TASK DIRECTIONS →
Show all lines of the listing that hold the word "Maps".

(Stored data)
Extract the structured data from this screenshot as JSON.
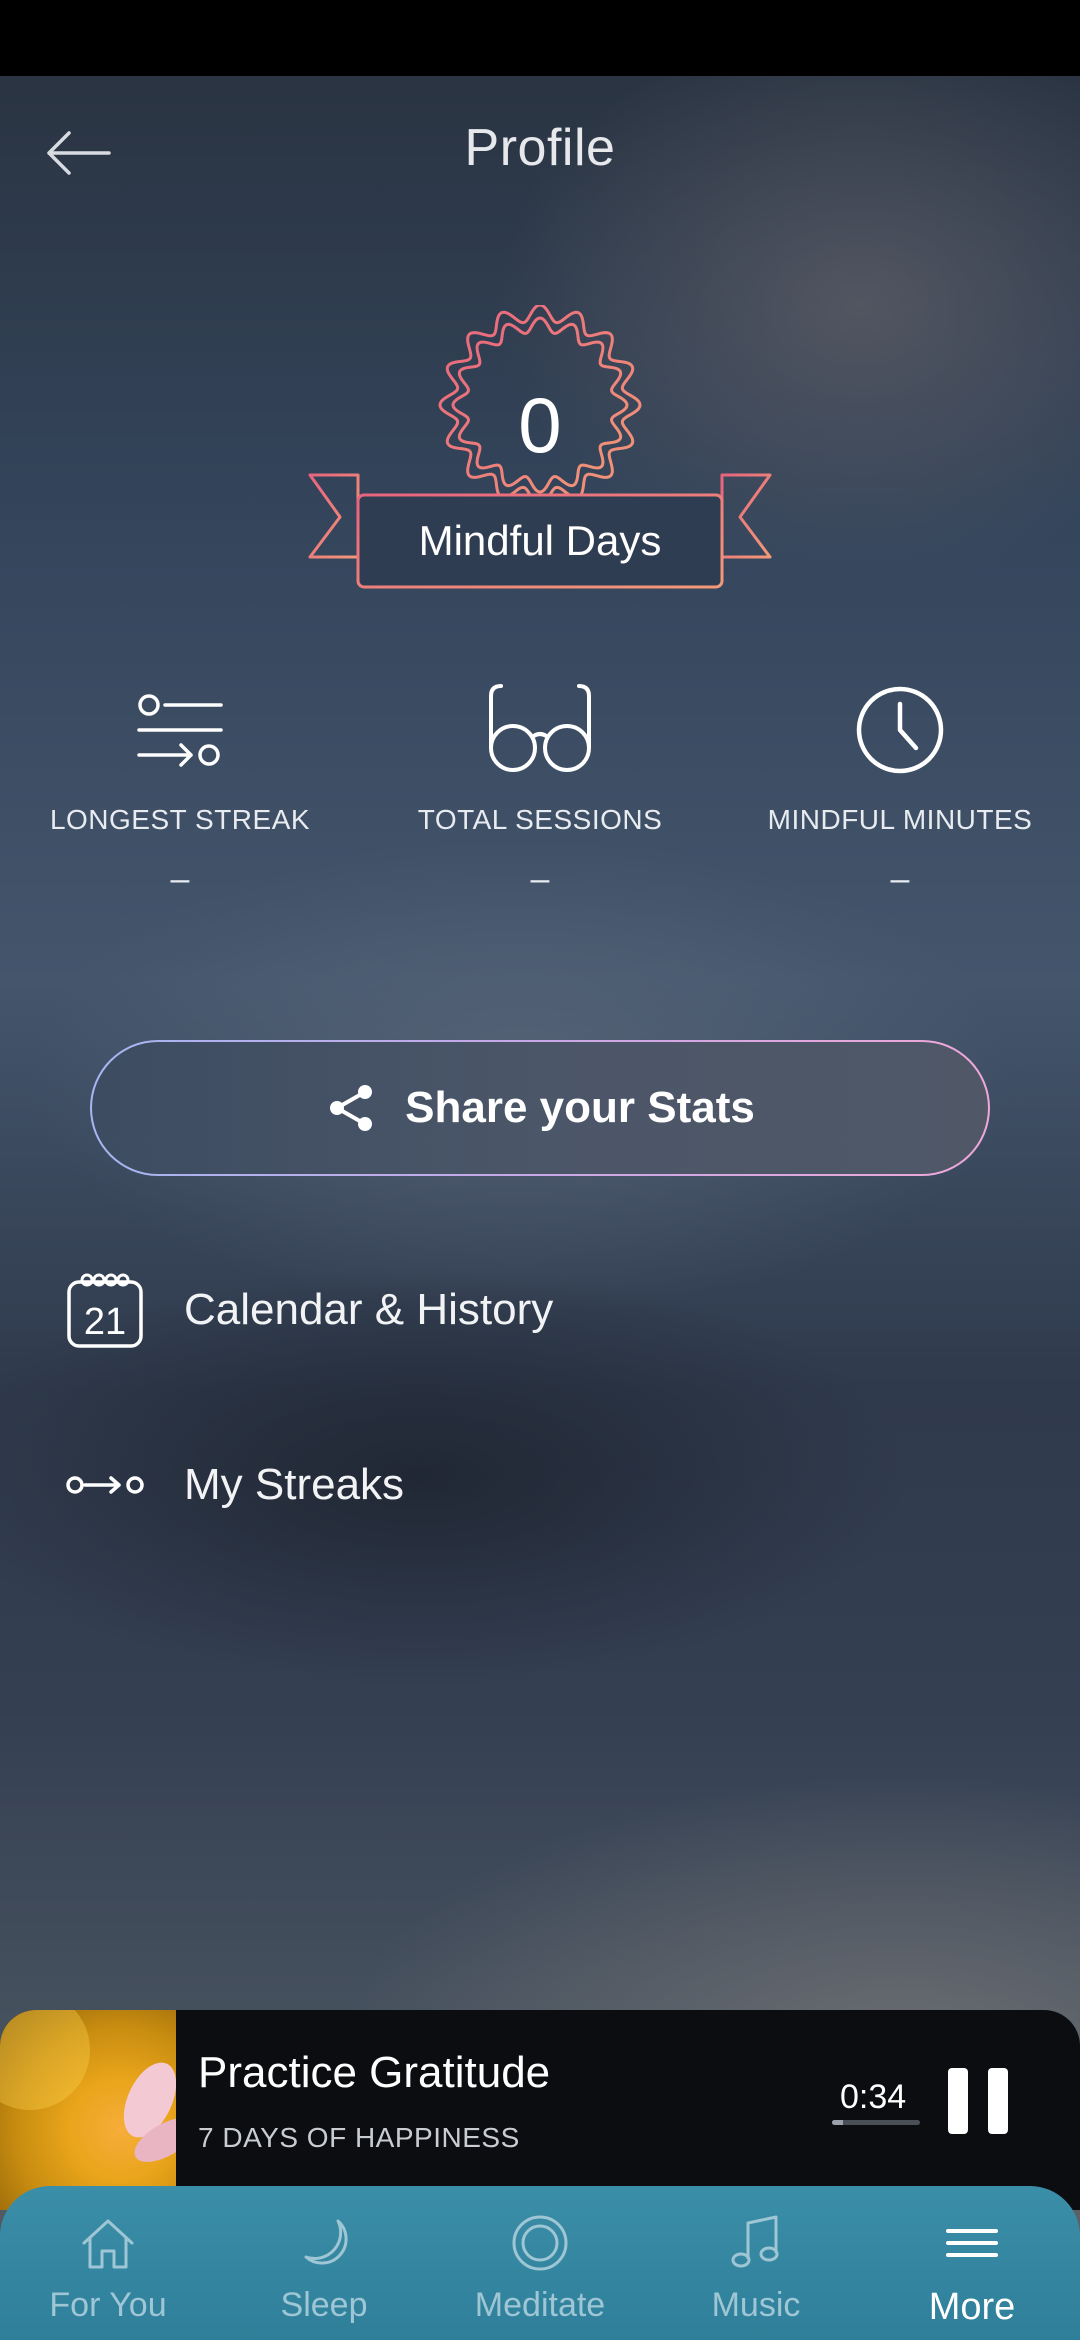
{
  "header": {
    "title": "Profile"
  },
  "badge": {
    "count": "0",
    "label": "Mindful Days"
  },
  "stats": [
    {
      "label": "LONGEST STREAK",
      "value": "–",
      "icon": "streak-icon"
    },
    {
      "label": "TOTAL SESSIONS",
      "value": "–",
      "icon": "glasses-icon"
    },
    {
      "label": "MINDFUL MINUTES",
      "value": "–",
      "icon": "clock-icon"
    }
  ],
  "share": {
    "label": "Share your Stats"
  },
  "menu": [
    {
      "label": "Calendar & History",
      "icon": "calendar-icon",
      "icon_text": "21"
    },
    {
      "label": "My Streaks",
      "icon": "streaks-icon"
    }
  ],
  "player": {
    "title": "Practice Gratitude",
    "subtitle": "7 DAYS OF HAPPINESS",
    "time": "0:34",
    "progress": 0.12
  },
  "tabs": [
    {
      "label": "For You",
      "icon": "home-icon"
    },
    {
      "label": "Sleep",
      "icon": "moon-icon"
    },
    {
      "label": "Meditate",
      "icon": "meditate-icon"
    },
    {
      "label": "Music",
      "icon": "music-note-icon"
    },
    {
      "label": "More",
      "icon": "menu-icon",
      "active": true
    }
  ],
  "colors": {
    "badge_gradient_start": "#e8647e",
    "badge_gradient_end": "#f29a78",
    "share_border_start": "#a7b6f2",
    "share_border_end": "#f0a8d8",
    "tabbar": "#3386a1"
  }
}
---
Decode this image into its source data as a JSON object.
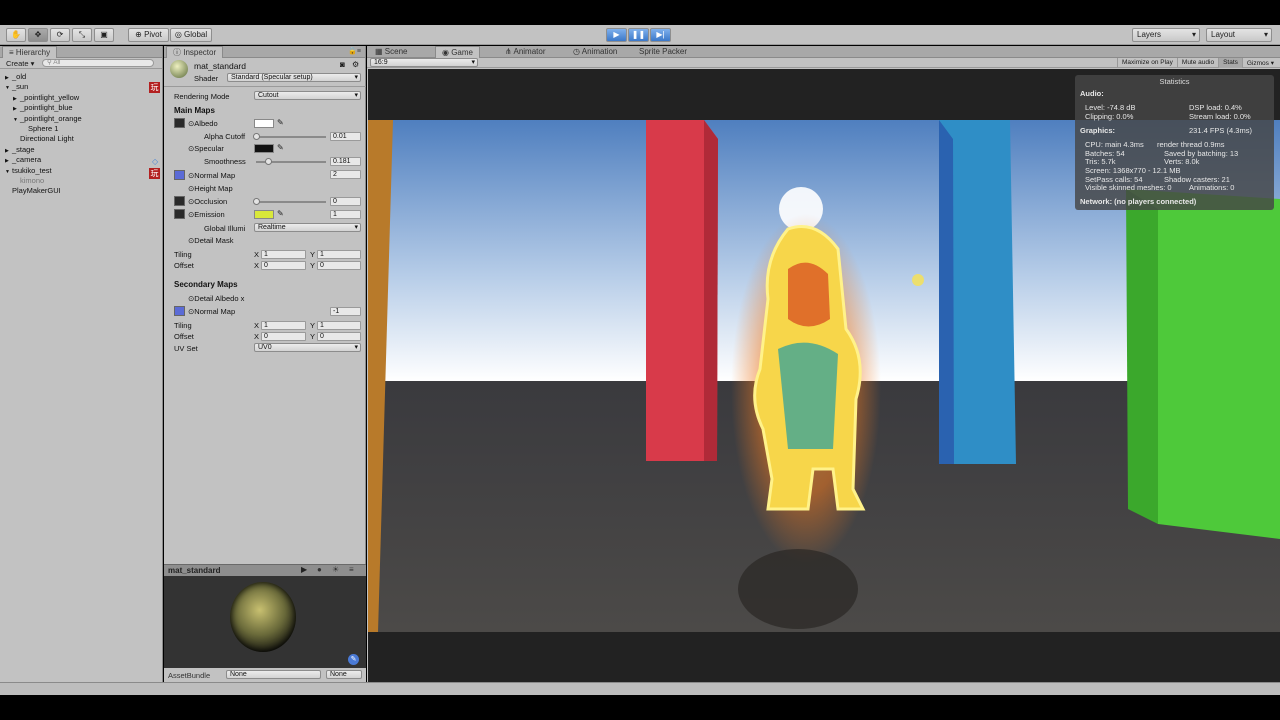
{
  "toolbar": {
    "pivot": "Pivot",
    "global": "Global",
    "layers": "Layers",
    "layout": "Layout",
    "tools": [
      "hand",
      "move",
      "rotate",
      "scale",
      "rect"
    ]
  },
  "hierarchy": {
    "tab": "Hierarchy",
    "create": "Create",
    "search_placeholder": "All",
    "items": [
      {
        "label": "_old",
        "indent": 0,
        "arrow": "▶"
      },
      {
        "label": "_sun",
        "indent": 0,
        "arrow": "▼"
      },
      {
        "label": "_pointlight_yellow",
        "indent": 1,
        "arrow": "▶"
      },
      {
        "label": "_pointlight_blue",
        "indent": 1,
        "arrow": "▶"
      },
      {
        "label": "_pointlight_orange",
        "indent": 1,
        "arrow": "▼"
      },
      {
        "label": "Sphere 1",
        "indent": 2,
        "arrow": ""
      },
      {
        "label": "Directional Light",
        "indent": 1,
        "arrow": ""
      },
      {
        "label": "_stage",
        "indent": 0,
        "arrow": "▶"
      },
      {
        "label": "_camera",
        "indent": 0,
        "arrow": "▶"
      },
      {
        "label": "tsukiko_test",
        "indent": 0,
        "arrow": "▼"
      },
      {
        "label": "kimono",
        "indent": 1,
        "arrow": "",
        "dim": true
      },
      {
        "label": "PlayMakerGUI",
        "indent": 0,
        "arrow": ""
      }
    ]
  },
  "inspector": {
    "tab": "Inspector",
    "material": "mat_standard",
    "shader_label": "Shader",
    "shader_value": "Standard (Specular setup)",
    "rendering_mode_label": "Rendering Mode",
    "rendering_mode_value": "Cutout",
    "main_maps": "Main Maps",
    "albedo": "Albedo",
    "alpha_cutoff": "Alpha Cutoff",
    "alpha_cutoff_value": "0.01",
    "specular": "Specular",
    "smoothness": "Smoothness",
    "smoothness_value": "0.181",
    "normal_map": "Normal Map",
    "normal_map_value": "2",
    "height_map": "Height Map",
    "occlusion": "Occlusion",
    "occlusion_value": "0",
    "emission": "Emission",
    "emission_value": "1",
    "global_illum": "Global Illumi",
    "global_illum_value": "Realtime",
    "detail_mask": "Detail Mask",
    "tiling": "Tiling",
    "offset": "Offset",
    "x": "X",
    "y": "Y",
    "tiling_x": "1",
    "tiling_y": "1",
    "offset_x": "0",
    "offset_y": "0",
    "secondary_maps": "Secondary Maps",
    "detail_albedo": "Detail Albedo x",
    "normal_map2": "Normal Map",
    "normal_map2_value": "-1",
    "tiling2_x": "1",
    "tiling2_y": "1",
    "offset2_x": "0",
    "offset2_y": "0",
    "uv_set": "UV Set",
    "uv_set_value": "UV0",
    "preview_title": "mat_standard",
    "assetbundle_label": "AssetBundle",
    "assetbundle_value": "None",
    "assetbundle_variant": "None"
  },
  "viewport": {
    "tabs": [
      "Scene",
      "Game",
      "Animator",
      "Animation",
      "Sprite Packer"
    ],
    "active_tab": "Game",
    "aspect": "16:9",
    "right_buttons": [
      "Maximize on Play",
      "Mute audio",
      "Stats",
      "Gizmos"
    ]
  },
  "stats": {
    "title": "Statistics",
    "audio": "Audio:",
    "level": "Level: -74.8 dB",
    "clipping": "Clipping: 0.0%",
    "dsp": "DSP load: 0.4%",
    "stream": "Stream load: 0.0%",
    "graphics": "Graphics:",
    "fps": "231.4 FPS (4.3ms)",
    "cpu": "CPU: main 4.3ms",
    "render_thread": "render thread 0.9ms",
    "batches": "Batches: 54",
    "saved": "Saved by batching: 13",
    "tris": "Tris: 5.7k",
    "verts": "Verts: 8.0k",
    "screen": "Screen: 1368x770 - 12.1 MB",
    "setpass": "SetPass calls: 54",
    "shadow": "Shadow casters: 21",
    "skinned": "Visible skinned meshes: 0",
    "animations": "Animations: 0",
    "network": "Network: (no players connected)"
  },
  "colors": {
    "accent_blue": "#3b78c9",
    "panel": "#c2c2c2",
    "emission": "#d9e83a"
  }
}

RESULT OF THE EXERCISE →
    "main_maps": "Main Maps",
    "secondary_maps": "Secondary Maps",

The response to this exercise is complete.